Below are entries; tally how many lines hold the string "base" and answer with only that figure.

-- Supplied records start --

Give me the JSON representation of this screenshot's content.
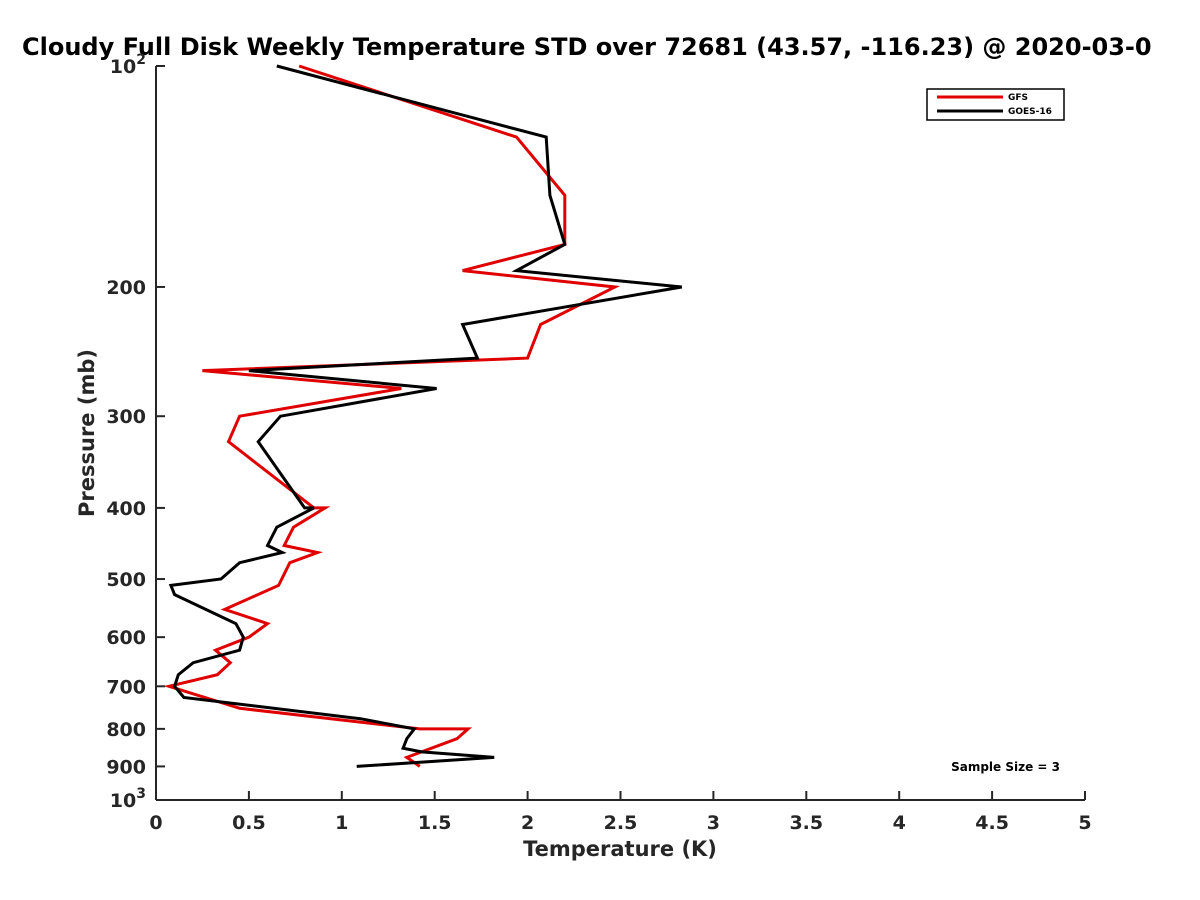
{
  "chart_data": {
    "type": "line",
    "title": "Cloudy Full Disk Weekly Temperature STD over 72681 (43.57, -116.23) @ 2020-03-0",
    "xlabel": "Temperature (K)",
    "ylabel": "Pressure (mb)",
    "xlim": [
      0,
      5
    ],
    "ylim": [
      100,
      1000
    ],
    "y_scale": "log",
    "y_reversed": true,
    "grid": false,
    "legend_position": "top-right",
    "x_ticks": [
      0,
      0.5,
      1,
      1.5,
      2,
      2.5,
      3,
      3.5,
      4,
      4.5,
      5
    ],
    "x_tick_labels": [
      "0",
      "0.5",
      "1",
      "1.5",
      "2",
      "2.5",
      "3",
      "3.5",
      "4",
      "4.5",
      "5"
    ],
    "y_ticks": [
      100,
      200,
      300,
      400,
      500,
      600,
      700,
      800,
      900,
      1000
    ],
    "y_tick_labels": [
      {
        "base": "10",
        "exp": "2"
      },
      {
        "base": "200",
        "exp": ""
      },
      {
        "base": "300",
        "exp": ""
      },
      {
        "base": "400",
        "exp": ""
      },
      {
        "base": "500",
        "exp": ""
      },
      {
        "base": "600",
        "exp": ""
      },
      {
        "base": "700",
        "exp": ""
      },
      {
        "base": "800",
        "exp": ""
      },
      {
        "base": "900",
        "exp": ""
      },
      {
        "base": "10",
        "exp": "3"
      }
    ],
    "annotation": "Sample Size = 3",
    "series": [
      {
        "name": "GFS",
        "color": "#e00000",
        "points": [
          [
            0.77,
            100
          ],
          [
            1.94,
            125
          ],
          [
            2.2,
            150
          ],
          [
            2.2,
            175
          ],
          [
            1.65,
            190
          ],
          [
            2.47,
            200
          ],
          [
            2.07,
            225
          ],
          [
            2.0,
            250
          ],
          [
            0.25,
            260
          ],
          [
            1.32,
            275
          ],
          [
            0.45,
            300
          ],
          [
            0.39,
            325
          ],
          [
            0.85,
            400
          ],
          [
            0.91,
            400
          ],
          [
            0.74,
            425
          ],
          [
            0.69,
            450
          ],
          [
            0.87,
            460
          ],
          [
            0.72,
            475
          ],
          [
            0.66,
            510
          ],
          [
            0.37,
            550
          ],
          [
            0.6,
            575
          ],
          [
            0.5,
            600
          ],
          [
            0.32,
            625
          ],
          [
            0.4,
            650
          ],
          [
            0.33,
            675
          ],
          [
            0.07,
            700
          ],
          [
            0.45,
            750
          ],
          [
            1.42,
            800
          ],
          [
            1.68,
            800
          ],
          [
            1.62,
            825
          ],
          [
            1.35,
            875
          ],
          [
            1.42,
            900
          ]
        ]
      },
      {
        "name": "GOES-16",
        "color": "#000000",
        "points": [
          [
            0.65,
            100
          ],
          [
            2.1,
            125
          ],
          [
            2.12,
            150
          ],
          [
            2.2,
            175
          ],
          [
            1.94,
            190
          ],
          [
            2.83,
            200
          ],
          [
            1.65,
            225
          ],
          [
            1.73,
            250
          ],
          [
            0.5,
            260
          ],
          [
            1.51,
            275
          ],
          [
            0.67,
            300
          ],
          [
            0.55,
            325
          ],
          [
            0.8,
            400
          ],
          [
            0.85,
            400
          ],
          [
            0.65,
            425
          ],
          [
            0.6,
            450
          ],
          [
            0.68,
            460
          ],
          [
            0.45,
            475
          ],
          [
            0.35,
            500
          ],
          [
            0.08,
            510
          ],
          [
            0.1,
            525
          ],
          [
            0.43,
            575
          ],
          [
            0.47,
            600
          ],
          [
            0.45,
            625
          ],
          [
            0.2,
            650
          ],
          [
            0.12,
            675
          ],
          [
            0.1,
            700
          ],
          [
            0.15,
            725
          ],
          [
            1.1,
            775
          ],
          [
            1.39,
            800
          ],
          [
            1.35,
            825
          ],
          [
            1.33,
            850
          ],
          [
            1.43,
            860
          ],
          [
            1.82,
            875
          ],
          [
            1.08,
            900
          ]
        ]
      }
    ]
  }
}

-- Supplied records end --

▶ _Result of this task_:
10